## DATASET RECORDS

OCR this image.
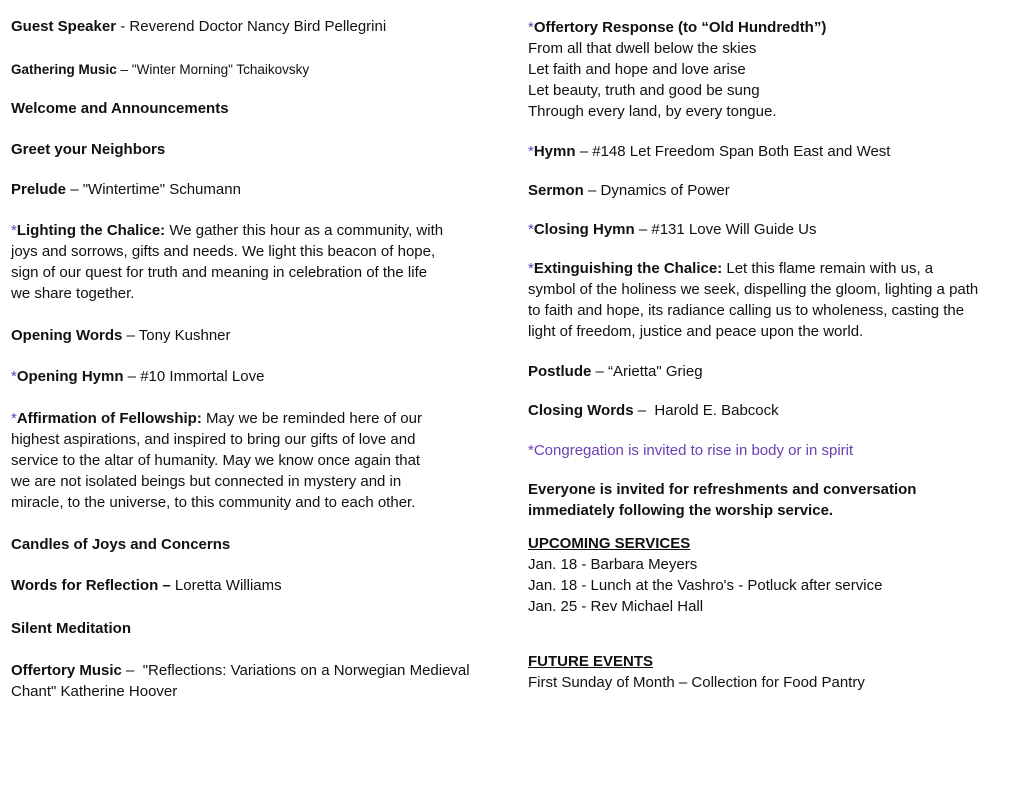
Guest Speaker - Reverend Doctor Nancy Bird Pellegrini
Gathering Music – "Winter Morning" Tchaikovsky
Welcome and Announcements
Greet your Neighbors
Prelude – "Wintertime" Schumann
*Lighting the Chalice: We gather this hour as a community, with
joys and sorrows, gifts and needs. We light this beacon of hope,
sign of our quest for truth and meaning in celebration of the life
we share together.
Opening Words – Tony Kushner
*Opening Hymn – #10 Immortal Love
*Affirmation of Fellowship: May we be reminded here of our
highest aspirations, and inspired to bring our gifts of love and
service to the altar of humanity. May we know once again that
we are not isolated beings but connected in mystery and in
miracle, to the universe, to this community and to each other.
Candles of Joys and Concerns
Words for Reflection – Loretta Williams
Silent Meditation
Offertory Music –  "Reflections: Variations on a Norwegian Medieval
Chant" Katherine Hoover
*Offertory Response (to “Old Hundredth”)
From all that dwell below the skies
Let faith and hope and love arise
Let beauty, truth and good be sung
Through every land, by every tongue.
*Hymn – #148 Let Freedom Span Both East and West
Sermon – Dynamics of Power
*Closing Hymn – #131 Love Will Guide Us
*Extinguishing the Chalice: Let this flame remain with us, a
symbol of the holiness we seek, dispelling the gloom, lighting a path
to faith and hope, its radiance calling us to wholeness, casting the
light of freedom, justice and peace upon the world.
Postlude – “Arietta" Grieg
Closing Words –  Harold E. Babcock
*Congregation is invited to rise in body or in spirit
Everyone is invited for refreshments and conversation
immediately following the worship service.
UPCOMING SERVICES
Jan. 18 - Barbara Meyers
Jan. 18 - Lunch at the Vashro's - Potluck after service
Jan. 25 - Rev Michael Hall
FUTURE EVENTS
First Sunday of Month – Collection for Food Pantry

## WHAT YOU HAVE TO DO
Extract all lines containing the word "hope".

## THE REPLY
joys and sorrows, gifts and needs. We light this beacon of hope,
Let faith and hope and love arise
to faith and hope, its radiance calling us to wholeness, casting the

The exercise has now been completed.